Dataset entries on figures
==*==
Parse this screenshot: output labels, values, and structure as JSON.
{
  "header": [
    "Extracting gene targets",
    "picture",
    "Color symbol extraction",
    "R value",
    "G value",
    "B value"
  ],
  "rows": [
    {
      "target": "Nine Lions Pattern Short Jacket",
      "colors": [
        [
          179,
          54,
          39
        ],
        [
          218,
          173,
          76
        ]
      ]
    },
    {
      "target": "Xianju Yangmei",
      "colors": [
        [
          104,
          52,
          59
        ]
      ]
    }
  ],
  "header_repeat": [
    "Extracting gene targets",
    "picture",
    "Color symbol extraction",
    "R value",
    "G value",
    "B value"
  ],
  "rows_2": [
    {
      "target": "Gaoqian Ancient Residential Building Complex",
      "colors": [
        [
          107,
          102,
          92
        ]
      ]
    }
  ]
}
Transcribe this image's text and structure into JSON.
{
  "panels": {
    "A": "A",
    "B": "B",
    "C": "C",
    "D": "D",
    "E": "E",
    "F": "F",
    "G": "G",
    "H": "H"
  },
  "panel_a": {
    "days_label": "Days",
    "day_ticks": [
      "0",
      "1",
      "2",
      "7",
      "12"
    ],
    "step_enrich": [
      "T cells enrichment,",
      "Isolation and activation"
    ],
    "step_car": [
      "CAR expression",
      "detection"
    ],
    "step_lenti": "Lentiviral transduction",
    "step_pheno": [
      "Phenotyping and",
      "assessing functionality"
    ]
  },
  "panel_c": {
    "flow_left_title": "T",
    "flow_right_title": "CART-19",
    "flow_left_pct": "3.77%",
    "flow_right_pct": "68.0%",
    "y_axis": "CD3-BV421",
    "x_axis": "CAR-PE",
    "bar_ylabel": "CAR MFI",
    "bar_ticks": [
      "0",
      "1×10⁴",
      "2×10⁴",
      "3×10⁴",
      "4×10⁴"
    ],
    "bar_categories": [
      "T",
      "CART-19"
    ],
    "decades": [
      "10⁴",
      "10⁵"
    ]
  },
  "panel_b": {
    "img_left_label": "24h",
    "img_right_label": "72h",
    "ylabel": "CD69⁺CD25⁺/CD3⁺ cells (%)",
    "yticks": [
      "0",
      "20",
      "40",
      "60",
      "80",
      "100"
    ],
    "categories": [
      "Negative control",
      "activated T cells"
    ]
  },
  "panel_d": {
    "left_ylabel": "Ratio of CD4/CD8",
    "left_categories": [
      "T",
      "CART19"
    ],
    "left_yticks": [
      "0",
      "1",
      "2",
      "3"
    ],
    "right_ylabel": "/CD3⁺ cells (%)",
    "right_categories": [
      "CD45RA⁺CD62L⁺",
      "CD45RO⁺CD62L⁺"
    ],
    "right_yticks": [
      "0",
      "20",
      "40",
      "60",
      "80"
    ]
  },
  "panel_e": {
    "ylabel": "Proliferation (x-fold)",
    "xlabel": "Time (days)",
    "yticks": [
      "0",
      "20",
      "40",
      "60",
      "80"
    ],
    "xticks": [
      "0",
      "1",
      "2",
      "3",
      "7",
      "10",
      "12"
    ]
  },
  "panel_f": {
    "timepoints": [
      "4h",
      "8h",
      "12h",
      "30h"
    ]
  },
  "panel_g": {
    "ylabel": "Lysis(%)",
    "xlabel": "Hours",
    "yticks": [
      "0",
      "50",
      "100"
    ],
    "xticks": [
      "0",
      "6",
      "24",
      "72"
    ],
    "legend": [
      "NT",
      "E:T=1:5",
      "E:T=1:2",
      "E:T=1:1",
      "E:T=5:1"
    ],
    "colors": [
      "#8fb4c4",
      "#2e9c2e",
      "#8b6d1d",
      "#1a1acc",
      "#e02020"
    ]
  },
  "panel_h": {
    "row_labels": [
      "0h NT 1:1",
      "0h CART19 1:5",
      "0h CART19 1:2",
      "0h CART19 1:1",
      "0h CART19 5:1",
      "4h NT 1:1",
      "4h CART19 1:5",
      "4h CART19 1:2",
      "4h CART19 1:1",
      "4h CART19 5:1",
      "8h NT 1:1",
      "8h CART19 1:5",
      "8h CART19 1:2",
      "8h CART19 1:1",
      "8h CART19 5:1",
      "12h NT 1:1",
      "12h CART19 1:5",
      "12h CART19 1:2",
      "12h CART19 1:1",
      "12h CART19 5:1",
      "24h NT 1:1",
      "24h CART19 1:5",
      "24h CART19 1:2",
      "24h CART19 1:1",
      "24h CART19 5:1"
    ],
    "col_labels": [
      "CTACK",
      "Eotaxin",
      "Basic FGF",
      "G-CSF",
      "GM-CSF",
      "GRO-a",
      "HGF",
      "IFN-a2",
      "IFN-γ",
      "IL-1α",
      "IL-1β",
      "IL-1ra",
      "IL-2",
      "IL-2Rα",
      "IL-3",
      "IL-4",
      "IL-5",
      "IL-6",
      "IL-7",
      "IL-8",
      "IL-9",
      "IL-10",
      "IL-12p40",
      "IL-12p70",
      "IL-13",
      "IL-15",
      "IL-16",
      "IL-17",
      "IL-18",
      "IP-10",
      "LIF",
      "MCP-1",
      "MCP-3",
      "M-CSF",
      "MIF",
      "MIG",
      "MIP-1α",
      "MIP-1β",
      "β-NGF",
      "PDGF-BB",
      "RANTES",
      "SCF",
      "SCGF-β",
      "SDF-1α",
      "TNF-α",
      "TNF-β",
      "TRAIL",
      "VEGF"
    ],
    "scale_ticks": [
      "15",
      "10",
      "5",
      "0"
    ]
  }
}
==*==
◆ **About this task**:
Top to bottom, set down the entries above word for word.

◆ **Reply**:
Parse this screenshot: output labels, values, and structure as JSON.
{
  "header": [
    "Extracting gene targets",
    "picture",
    "Color symbol extraction",
    "R value",
    "G value",
    "B value"
  ],
  "rows": [
    {
      "target": "Nine Lions Pattern Short Jacket",
      "colors": [
        [
          179,
          54,
          39
        ],
        [
          218,
          173,
          76
        ]
      ]
    },
    {
      "target": "Xianju Yangmei",
      "colors": [
        [
          104,
          52,
          59
        ]
      ]
    }
  ],
  "header_repeat": [
    "Extracting gene targets",
    "picture",
    "Color symbol extraction",
    "R value",
    "G value",
    "B value"
  ],
  "rows_2": [
    {
      "target": "Gaoqian Ancient Residential Building Complex",
      "colors": [
        [
          107,
          102,
          92
        ]
      ]
    }
  ]
}
Transcribe this image's text and structure into JSON.
{
  "panels": {
    "A": "A",
    "B": "B",
    "C": "C",
    "D": "D",
    "E": "E",
    "F": "F",
    "G": "G",
    "H": "H"
  },
  "panel_a": {
    "days_label": "Days",
    "day_ticks": [
      "0",
      "1",
      "2",
      "7",
      "12"
    ],
    "step_enrich": [
      "T cells enrichment,",
      "Isolation and activation"
    ],
    "step_car": [
      "CAR expression",
      "detection"
    ],
    "step_lenti": "Lentiviral transduction",
    "step_pheno": [
      "Phenotyping and",
      "assessing functionality"
    ]
  },
  "panel_c": {
    "flow_left_title": "T",
    "flow_right_title": "CART-19",
    "flow_left_pct": "3.77%",
    "flow_right_pct": "68.0%",
    "y_axis": "CD3-BV421",
    "x_axis": "CAR-PE",
    "bar_ylabel": "CAR MFI",
    "bar_ticks": [
      "0",
      "1×10⁴",
      "2×10⁴",
      "3×10⁴",
      "4×10⁴"
    ],
    "bar_categories": [
      "T",
      "CART-19"
    ],
    "decades": [
      "10⁴",
      "10⁵"
    ]
  },
  "panel_b": {
    "img_left_label": "24h",
    "img_right_label": "72h",
    "ylabel": "CD69⁺CD25⁺/CD3⁺ cells (%)",
    "yticks": [
      "0",
      "20",
      "40",
      "60",
      "80",
      "100"
    ],
    "categories": [
      "Negative control",
      "activated T cells"
    ]
  },
  "panel_d": {
    "left_ylabel": "Ratio of CD4/CD8",
    "left_categories": [
      "T",
      "CART19"
    ],
    "left_yticks": [
      "0",
      "1",
      "2",
      "3"
    ],
    "right_ylabel": "/CD3⁺ cells (%)",
    "right_categories": [
      "CD45RA⁺CD62L⁺",
      "CD45RO⁺CD62L⁺"
    ],
    "right_yticks": [
      "0",
      "20",
      "40",
      "60",
      "80"
    ]
  },
  "panel_e": {
    "ylabel": "Proliferation (x-fold)",
    "xlabel": "Time (days)",
    "yticks": [
      "0",
      "20",
      "40",
      "60",
      "80"
    ],
    "xticks": [
      "0",
      "1",
      "2",
      "3",
      "7",
      "10",
      "12"
    ]
  },
  "panel_f": {
    "timepoints": [
      "4h",
      "8h",
      "12h",
      "30h"
    ]
  },
  "panel_g": {
    "ylabel": "Lysis(%)",
    "xlabel": "Hours",
    "yticks": [
      "0",
      "50",
      "100"
    ],
    "xticks": [
      "0",
      "6",
      "24",
      "72"
    ],
    "legend": [
      "NT",
      "E:T=1:5",
      "E:T=1:2",
      "E:T=1:1",
      "E:T=5:1"
    ],
    "colors": [
      "#8fb4c4",
      "#2e9c2e",
      "#8b6d1d",
      "#1a1acc",
      "#e02020"
    ]
  },
  "panel_h": {
    "row_labels": [
      "0h NT 1:1",
      "0h CART19 1:5",
      "0h CART19 1:2",
      "0h CART19 1:1",
      "0h CART19 5:1",
      "4h NT 1:1",
      "4h CART19 1:5",
      "4h CART19 1:2",
      "4h CART19 1:1",
      "4h CART19 5:1",
      "8h NT 1:1",
      "8h CART19 1:5",
      "8h CART19 1:2",
      "8h CART19 1:1",
      "8h CART19 5:1",
      "12h NT 1:1",
      "12h CART19 1:5",
      "12h CART19 1:2",
      "12h CART19 1:1",
      "12h CART19 5:1",
      "24h NT 1:1",
      "24h CART19 1:5",
      "24h CART19 1:2",
      "24h CART19 1:1",
      "24h CART19 5:1"
    ],
    "col_labels": [
      "CTACK",
      "Eotaxin",
      "Basic FGF",
      "G-CSF",
      "GM-CSF",
      "GRO-a",
      "HGF",
      "IFN-a2",
      "IFN-γ",
      "IL-1α",
      "IL-1β",
      "IL-1ra",
      "IL-2",
      "IL-2Rα",
      "IL-3",
      "IL-4",
      "IL-5",
      "IL-6",
      "IL-7",
      "IL-8",
      "IL-9",
      "IL-10",
      "IL-12p40",
      "IL-12p70",
      "IL-13",
      "IL-15",
      "IL-16",
      "IL-17",
      "IL-18",
      "IP-10",
      "LIF",
      "MCP-1",
      "MCP-3",
      "M-CSF",
      "MIF",
      "MIG",
      "MIP-1α",
      "MIP-1β",
      "β-NGF",
      "PDGF-BB",
      "RANTES",
      "SCF",
      "SCGF-β",
      "SDF-1α",
      "TNF-α",
      "TNF-β",
      "TRAIL",
      "VEGF"
    ],
    "scale_ticks": [
      "15",
      "10",
      "5",
      "0"
    ]
  }
}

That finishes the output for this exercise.